» **WORK INSTRUCTIONS**: Retype everything in the listing, leaving each line exactly as it is.

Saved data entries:
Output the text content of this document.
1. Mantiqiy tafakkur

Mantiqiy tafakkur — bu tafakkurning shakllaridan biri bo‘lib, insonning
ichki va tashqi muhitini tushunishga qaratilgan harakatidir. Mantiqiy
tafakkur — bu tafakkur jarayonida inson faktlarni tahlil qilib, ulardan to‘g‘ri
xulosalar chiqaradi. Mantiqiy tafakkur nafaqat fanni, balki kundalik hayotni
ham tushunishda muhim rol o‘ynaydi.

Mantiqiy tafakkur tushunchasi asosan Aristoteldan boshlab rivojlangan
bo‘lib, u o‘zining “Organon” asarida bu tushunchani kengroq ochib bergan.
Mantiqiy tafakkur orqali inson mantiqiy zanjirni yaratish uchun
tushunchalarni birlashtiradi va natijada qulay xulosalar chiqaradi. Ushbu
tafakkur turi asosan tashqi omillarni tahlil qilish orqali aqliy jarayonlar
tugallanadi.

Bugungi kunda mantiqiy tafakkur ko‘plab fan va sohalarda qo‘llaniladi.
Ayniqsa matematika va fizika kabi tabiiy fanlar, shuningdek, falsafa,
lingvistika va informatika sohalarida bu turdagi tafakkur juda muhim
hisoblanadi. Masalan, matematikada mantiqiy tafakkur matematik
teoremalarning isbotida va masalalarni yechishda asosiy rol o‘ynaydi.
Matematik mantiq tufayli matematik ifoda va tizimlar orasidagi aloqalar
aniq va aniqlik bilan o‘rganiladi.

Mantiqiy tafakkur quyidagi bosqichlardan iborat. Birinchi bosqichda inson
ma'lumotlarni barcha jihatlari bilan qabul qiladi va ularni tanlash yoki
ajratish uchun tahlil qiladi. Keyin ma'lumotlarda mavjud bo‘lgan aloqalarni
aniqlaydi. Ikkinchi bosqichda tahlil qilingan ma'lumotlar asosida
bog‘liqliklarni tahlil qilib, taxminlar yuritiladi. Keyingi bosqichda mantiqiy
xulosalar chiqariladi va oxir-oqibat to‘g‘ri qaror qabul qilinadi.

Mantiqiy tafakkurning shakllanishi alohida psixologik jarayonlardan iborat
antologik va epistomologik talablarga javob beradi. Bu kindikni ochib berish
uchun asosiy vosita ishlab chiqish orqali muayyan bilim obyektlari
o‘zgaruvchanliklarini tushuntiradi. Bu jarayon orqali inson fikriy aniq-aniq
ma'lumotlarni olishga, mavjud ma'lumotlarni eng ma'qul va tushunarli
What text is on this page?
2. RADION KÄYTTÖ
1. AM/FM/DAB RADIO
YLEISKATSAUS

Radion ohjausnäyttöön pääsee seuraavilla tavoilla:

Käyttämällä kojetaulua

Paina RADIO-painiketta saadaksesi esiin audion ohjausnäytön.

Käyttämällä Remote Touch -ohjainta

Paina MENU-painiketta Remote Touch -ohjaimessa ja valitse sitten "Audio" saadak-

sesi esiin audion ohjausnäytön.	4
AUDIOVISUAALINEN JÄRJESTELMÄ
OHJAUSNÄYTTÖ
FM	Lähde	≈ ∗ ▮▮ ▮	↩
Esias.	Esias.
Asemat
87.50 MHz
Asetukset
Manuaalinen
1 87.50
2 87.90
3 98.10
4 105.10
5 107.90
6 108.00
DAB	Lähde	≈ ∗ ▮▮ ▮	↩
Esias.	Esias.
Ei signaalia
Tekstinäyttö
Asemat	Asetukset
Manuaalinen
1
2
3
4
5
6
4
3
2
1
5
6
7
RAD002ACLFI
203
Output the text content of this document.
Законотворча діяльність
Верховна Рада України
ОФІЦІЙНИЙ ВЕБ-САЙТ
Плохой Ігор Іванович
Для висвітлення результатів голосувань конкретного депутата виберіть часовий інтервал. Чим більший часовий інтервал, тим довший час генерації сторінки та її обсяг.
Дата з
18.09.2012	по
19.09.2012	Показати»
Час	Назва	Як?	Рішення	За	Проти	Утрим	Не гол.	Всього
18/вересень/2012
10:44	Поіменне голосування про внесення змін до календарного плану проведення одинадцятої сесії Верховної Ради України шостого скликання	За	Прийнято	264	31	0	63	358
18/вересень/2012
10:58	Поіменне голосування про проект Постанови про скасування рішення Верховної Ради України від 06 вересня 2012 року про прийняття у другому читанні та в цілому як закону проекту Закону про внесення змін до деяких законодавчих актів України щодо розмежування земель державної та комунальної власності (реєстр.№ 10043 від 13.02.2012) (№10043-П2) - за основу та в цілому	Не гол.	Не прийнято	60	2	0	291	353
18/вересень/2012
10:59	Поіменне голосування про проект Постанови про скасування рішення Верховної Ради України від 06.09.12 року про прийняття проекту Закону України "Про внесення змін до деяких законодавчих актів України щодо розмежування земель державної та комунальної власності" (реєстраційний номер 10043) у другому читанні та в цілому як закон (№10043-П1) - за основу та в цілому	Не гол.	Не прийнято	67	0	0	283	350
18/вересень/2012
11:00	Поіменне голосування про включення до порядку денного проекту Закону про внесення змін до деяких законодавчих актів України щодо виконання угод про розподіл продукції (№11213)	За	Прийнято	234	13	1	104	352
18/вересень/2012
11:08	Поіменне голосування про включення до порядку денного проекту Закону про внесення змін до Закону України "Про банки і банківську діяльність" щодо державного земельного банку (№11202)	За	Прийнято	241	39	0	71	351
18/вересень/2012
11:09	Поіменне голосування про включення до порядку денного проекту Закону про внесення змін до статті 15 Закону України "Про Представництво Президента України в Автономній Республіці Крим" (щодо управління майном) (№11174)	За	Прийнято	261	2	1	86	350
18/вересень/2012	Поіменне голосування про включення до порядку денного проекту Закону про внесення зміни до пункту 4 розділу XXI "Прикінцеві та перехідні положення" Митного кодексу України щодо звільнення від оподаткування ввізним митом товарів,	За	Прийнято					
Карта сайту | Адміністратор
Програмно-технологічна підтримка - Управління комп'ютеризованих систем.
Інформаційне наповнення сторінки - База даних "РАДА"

» **REPLY**:
Output the text content of this document.
1. Mantiqiy tafakkur

Mantiqiy tafakkur — bu tafakkurning shakllaridan biri bo‘lib, insonning
ichki va tashqi muhitini tushunishga qaratilgan harakatidir. Mantiqiy
tafakkur — bu tafakkur jarayonida inson faktlarni tahlil qilib, ulardan to‘g‘ri
xulosalar chiqaradi. Mantiqiy tafakkur nafaqat fanni, balki kundalik hayotni
ham tushunishda muhim rol o‘ynaydi.

Mantiqiy tafakkur tushunchasi asosan Aristoteldan boshlab rivojlangan
bo‘lib, u o‘zining “Organon” asarida bu tushunchani kengroq ochib bergan.
Mantiqiy tafakkur orqali inson mantiqiy zanjirni yaratish uchun
tushunchalarni birlashtiradi va natijada qulay xulosalar chiqaradi. Ushbu
tafakkur turi asosan tashqi omillarni tahlil qilish orqali aqliy jarayonlar
tugallanadi.

Bugungi kunda mantiqiy tafakkur ko‘plab fan va sohalarda qo‘llaniladi.
Ayniqsa matematika va fizika kabi tabiiy fanlar, shuningdek, falsafa,
lingvistika va informatika sohalarida bu turdagi tafakkur juda muhim
hisoblanadi. Masalan, matematikada mantiqiy tafakkur matematik
teoremalarning isbotida va masalalarni yechishda asosiy rol o‘ynaydi.
Matematik mantiq tufayli matematik ifoda va tizimlar orasidagi aloqalar
aniq va aniqlik bilan o‘rganiladi.

Mantiqiy tafakkur quyidagi bosqichlardan iborat. Birinchi bosqichda inson
ma'lumotlarni barcha jihatlari bilan qabul qiladi va ularni tanlash yoki
ajratish uchun tahlil qiladi. Keyin ma'lumotlarda mavjud bo‘lgan aloqalarni
aniqlaydi. Ikkinchi bosqichda tahlil qilingan ma'lumotlar asosida
bog‘liqliklarni tahlil qilib, taxminlar yuritiladi. Keyingi bosqichda mantiqiy
xulosalar chiqariladi va oxir-oqibat to‘g‘ri qaror qabul qilinadi.

Mantiqiy tafakkurning shakllanishi alohida psixologik jarayonlardan iborat
antologik va epistomologik talablarga javob beradi. Bu kindikni ochib berish
uchun asosiy vosita ishlab chiqish orqali muayyan bilim obyektlari
o‘zgaruvchanliklarini tushuntiradi. Bu jarayon orqali inson fikriy aniq-aniq
ma'lumotlarni olishga, mavjud ma'lumotlarni eng ma'qul va tushunarli
What text is on this page?
2. RADION KÄYTTÖ
1. AM/FM/DAB RADIO
YLEISKATSAUS

Radion ohjausnäyttöön pääsee seuraavilla tavoilla:

Käyttämällä kojetaulua

Paina RADIO-painiketta saadaksesi esiin audion ohjausnäytön.

Käyttämällä Remote Touch -ohjainta

Paina MENU-painiketta Remote Touch -ohjaimessa ja valitse sitten "Audio" saadak-

sesi esiin audion ohjausnäytön.	4
AUDIOVISUAALINEN JÄRJESTELMÄ
OHJAUSNÄYTTÖ
FM	Lähde	≈ ∗ ▮▮ ▮	↩
Esias.	Esias.
Asemat
87.50 MHz
Asetukset
Manuaalinen
1 87.50
2 87.90
3 98.10
4 105.10
5 107.90
6 108.00
DAB	Lähde	≈ ∗ ▮▮ ▮	↩
Esias.	Esias.
Ei signaalia
Tekstinäyttö
Asemat	Asetukset
Manuaalinen
1
2
3
4
5
6
4
3
2
1
5
6
7
RAD002ACLFI
203
Output the text content of this document.
Законотворча діяльність
Верховна Рада України
ОФІЦІЙНИЙ ВЕБ-САЙТ
Плохой Ігор Іванович
Для висвітлення результатів голосувань конкретного депутата виберіть часовий інтервал. Чим більший часовий інтервал, тим довший час генерації сторінки та її обсяг.
Дата з
18.09.2012	по
19.09.2012	Показати»
Час	Назва	Як?	Рішення	За	Проти	Утрим	Не гол.	Всього
18/вересень/2012
10:44	Поіменне голосування про внесення змін до календарного плану проведення одинадцятої сесії Верховної Ради України шостого скликання	За	Прийнято	264	31	0	63	358
18/вересень/2012
10:58	Поіменне голосування про проект Постанови про скасування рішення Верховної Ради України від 06 вересня 2012 року про прийняття у другому читанні та в цілому як закону проекту Закону про внесення змін до деяких законодавчих актів України щодо розмежування земель державної та комунальної власності (реєстр.№ 10043 від 13.02.2012) (№10043-П2) - за основу та в цілому	Не гол.	Не прийнято	60	2	0	291	353
18/вересень/2012
10:59	Поіменне голосування про проект Постанови про скасування рішення Верховної Ради України від 06.09.12 року про прийняття проекту Закону України "Про внесення змін до деяких законодавчих актів України щодо розмежування земель державної та комунальної власності" (реєстраційний номер 10043) у другому читанні та в цілому як закон (№10043-П1) - за основу та в цілому	Не гол.	Не прийнято	67	0	0	283	350
18/вересень/2012
11:00	Поіменне голосування про включення до порядку денного проекту Закону про внесення змін до деяких законодавчих актів України щодо виконання угод про розподіл продукції (№11213)	За	Прийнято	234	13	1	104	352
18/вересень/2012
11:08	Поіменне голосування про включення до порядку денного проекту Закону про внесення змін до Закону України "Про банки і банківську діяльність" щодо державного земельного банку (№11202)	За	Прийнято	241	39	0	71	351
18/вересень/2012
11:09	Поіменне голосування про включення до порядку денного проекту Закону про внесення змін до статті 15 Закону України "Про Представництво Президента України в Автономній Республіці Крим" (щодо управління майном) (№11174)	За	Прийнято	261	2	1	86	350
18/вересень/2012	Поіменне голосування про включення до порядку денного проекту Закону про внесення зміни до пункту 4 розділу XXI "Прикінцеві та перехідні положення" Митного кодексу України щодо звільнення від оподаткування ввізним митом товарів,	За	Прийнято					
Карта сайту | Адміністратор
Програмно-технологічна підтримка - Управління комп'ютеризованих систем.
Інформаційне наповнення сторінки - База даних "РАДА"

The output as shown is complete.